To be done.
Write out the lines exactly as they appear, beginning at the start of the lines and ending with the line that has "watermark-chinese: 36氪研究院 —". Include that line.

Dataset rows.
::::

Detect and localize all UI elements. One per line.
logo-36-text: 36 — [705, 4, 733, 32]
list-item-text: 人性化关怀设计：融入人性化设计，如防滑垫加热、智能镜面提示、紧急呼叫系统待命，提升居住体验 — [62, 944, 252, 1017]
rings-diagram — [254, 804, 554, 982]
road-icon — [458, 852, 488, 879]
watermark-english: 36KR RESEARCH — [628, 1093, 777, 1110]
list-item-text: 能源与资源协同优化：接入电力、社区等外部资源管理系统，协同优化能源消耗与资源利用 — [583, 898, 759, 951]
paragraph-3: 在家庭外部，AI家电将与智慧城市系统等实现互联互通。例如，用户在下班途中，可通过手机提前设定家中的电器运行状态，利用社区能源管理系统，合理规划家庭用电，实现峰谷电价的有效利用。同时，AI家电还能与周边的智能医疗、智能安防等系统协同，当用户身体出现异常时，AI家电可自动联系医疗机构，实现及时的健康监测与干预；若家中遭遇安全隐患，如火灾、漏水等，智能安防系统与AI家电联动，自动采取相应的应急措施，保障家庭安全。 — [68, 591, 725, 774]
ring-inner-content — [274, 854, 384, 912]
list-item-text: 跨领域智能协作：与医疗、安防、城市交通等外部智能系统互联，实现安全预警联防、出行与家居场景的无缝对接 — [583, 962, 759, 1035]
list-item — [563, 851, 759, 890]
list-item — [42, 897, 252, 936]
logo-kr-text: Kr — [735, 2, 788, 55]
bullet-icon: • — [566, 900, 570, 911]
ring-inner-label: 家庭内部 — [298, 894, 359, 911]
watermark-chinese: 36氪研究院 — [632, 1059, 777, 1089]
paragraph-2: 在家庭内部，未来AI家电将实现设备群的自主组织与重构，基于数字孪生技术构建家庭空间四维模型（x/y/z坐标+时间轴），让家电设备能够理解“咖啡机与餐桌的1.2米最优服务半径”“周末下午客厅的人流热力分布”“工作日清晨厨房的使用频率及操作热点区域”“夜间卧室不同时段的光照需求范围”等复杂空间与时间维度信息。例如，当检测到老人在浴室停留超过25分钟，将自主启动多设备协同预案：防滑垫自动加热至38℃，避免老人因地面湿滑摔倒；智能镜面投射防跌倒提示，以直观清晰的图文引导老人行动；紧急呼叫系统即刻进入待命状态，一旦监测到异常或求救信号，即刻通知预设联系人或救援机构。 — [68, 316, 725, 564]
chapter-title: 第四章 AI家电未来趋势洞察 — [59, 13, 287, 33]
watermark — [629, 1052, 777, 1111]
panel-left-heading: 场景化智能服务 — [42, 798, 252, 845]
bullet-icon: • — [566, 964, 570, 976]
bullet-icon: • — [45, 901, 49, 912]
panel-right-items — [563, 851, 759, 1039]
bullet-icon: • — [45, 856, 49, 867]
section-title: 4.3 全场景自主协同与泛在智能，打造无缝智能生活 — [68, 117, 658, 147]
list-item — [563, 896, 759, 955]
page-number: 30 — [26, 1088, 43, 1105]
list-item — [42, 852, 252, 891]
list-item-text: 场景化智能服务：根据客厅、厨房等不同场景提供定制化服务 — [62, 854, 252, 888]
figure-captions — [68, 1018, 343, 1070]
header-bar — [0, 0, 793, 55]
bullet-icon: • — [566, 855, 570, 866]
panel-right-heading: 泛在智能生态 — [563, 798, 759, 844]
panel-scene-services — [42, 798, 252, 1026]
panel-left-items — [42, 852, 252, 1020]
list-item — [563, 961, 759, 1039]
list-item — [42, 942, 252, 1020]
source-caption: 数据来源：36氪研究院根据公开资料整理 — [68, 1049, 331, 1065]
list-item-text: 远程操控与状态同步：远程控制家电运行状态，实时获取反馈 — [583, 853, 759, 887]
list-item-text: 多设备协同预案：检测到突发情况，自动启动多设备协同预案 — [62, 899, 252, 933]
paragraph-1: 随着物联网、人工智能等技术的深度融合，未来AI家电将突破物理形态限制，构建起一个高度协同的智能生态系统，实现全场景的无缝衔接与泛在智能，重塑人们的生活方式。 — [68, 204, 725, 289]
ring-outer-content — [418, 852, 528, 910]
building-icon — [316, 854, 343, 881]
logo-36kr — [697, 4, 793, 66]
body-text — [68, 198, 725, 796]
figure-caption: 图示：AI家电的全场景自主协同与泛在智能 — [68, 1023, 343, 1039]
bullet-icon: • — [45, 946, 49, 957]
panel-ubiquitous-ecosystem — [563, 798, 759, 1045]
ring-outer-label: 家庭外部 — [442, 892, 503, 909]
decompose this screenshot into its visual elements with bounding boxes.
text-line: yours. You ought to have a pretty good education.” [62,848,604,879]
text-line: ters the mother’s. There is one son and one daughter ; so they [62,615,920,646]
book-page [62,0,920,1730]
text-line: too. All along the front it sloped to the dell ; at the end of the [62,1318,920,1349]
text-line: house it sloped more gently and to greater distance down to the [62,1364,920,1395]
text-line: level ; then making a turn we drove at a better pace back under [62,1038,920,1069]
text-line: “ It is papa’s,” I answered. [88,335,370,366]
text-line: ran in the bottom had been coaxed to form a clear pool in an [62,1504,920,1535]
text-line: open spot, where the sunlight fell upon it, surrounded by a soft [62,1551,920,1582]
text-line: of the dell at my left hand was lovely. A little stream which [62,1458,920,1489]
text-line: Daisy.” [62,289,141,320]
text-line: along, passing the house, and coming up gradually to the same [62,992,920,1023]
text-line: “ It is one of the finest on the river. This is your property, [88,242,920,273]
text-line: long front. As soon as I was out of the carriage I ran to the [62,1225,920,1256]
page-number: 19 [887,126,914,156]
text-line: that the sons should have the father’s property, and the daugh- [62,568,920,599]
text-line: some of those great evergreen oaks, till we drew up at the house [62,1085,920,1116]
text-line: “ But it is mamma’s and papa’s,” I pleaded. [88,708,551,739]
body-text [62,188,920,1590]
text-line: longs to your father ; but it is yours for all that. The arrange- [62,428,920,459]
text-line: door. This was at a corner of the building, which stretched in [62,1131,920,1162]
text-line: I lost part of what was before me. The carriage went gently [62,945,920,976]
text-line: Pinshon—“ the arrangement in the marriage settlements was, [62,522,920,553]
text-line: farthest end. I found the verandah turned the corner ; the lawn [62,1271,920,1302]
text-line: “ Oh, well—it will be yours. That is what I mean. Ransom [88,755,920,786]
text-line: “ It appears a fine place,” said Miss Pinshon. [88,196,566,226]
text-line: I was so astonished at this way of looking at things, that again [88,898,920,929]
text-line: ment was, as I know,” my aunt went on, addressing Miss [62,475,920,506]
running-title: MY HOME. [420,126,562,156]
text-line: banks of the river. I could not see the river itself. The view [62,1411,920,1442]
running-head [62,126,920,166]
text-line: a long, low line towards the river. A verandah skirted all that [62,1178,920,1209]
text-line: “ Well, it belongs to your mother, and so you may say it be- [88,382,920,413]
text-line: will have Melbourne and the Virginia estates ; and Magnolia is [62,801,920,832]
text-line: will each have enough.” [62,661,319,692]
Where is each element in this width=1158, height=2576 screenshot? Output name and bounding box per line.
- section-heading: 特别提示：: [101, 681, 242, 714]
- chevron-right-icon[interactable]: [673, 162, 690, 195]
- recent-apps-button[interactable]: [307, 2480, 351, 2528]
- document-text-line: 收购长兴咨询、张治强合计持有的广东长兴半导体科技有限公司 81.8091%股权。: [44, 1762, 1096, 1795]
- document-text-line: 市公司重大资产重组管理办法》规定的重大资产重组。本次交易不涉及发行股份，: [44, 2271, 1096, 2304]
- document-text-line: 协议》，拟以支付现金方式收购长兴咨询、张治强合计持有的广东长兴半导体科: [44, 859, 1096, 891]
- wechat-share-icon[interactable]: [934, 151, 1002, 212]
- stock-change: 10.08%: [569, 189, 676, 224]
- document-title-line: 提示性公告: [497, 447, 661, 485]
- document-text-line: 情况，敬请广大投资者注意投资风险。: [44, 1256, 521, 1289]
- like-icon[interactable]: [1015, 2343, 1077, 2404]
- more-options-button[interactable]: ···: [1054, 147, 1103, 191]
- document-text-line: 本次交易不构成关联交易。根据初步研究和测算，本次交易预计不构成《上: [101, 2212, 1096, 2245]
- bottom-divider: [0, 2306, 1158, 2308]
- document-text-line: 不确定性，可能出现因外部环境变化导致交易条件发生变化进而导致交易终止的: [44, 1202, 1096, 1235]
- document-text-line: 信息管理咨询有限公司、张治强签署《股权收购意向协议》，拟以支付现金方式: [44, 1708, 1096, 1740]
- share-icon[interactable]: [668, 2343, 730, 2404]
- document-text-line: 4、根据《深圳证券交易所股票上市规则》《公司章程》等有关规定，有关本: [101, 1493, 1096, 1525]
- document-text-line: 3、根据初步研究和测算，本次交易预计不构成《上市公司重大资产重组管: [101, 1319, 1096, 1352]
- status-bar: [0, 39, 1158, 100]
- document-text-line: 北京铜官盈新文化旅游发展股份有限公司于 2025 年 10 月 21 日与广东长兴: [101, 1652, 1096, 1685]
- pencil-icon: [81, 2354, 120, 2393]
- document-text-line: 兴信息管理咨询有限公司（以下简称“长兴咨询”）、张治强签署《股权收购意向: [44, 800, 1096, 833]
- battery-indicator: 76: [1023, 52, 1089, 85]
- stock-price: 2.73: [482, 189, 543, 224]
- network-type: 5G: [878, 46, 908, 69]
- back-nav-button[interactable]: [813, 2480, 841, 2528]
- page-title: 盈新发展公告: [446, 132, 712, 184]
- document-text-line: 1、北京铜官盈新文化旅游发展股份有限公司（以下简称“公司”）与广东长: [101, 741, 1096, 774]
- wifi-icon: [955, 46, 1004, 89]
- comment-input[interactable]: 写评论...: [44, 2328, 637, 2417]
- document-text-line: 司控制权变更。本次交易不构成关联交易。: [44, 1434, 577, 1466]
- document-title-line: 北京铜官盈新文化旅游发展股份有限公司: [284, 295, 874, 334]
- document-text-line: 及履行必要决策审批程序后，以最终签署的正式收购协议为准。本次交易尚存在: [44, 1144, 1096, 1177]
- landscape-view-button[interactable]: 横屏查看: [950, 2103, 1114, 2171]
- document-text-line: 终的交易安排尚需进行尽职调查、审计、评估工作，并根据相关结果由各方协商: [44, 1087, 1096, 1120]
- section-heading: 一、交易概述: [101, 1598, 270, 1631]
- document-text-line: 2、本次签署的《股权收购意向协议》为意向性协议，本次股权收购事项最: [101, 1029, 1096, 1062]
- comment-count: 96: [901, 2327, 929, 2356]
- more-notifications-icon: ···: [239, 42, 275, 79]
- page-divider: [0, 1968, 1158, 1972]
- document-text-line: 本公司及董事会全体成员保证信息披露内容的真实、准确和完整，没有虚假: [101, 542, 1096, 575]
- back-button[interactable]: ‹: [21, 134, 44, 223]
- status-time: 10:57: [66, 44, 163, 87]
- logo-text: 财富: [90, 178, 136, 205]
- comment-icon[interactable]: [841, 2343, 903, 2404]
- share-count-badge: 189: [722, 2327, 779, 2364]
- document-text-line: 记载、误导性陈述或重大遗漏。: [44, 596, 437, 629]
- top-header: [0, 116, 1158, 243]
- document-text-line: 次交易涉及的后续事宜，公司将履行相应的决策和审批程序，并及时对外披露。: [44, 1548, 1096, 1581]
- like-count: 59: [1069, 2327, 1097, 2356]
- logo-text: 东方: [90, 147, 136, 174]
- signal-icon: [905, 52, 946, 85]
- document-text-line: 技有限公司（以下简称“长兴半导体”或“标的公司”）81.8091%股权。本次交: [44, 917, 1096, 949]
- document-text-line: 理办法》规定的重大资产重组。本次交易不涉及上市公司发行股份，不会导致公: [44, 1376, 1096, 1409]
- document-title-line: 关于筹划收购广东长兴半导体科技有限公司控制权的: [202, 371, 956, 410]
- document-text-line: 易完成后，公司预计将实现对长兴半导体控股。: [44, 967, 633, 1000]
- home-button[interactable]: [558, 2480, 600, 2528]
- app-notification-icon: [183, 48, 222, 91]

::::

Reply to the task.
Detect and localize all UI elements. One per line.
logo-36-text: 36 — [705, 4, 733, 32]
list-item-text: 人性化关怀设计：融入人性化设计，如防滑垫加热、智能镜面提示、紧急呼叫系统待命，提升居住体验 — [62, 944, 252, 1017]
rings-diagram — [254, 804, 554, 982]
road-icon — [458, 852, 488, 879]
watermark-english: 36KR RESEARCH — [628, 1093, 777, 1110]
list-item-text: 能源与资源协同优化：接入电力、社区等外部资源管理系统，协同优化能源消耗与资源利用 — [583, 898, 759, 951]
paragraph-3: 在家庭外部，AI家电将与智慧城市系统等实现互联互通。例如，用户在下班途中，可通过手机提前设定家中的电器运行状态，利用社区能源管理系统，合理规划家庭用电，实现峰谷电价的有效利用。同时，AI家电还能与周边的智能医疗、智能安防等系统协同，当用户身体出现异常时，AI家电可自动联系医疗机构，实现及时的健康监测与干预；若家中遭遇安全隐患，如火灾、漏水等，智能安防系统与AI家电联动，自动采取相应的应急措施，保障家庭安全。 — [68, 591, 725, 774]
ring-inner-content — [274, 854, 384, 912]
list-item-text: 跨领域智能协作：与医疗、安防、城市交通等外部智能系统互联，实现安全预警联防、出行与家居场景的无缝对接 — [583, 962, 759, 1035]
list-item — [563, 851, 759, 890]
list-item — [42, 897, 252, 936]
logo-kr-text: Kr — [735, 2, 788, 55]
bullet-icon: • — [566, 900, 570, 911]
ring-inner-label: 家庭内部 — [298, 894, 359, 911]
watermark-chinese: 36氪研究院 — [632, 1059, 777, 1089]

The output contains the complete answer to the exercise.